## What is needed
List each line of the data in which the string "title" appears.

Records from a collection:
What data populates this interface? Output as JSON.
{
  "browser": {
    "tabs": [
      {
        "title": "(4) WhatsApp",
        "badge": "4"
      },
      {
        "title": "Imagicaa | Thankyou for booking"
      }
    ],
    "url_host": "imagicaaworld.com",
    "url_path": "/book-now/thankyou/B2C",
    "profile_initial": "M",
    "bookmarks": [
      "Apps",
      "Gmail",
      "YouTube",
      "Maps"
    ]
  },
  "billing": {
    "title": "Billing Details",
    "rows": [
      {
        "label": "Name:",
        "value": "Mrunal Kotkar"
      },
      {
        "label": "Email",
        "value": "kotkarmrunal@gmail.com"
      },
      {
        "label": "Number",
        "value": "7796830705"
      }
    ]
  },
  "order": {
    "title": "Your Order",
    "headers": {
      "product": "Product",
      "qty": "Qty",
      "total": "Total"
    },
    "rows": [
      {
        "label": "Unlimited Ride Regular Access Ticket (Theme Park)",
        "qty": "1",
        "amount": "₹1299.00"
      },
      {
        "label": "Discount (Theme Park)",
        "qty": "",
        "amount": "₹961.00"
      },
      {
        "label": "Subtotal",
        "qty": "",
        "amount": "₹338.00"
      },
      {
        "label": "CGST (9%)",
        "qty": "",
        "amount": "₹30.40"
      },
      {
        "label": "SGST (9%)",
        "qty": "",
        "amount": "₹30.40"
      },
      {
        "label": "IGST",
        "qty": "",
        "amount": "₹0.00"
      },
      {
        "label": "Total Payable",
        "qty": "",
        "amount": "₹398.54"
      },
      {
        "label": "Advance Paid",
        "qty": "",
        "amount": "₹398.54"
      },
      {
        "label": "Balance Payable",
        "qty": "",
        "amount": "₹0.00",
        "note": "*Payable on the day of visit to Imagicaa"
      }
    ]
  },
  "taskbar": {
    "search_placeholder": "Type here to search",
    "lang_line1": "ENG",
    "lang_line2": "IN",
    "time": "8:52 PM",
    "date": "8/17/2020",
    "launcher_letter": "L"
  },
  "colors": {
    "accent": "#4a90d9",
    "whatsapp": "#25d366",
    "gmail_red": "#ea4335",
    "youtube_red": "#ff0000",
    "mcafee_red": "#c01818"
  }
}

## Exercise result
        "title": "(4) WhatsApp",
        "title": "Imagicaa | Thankyou for booking"
    "title": "Billing Details",
    "title": "Your Order",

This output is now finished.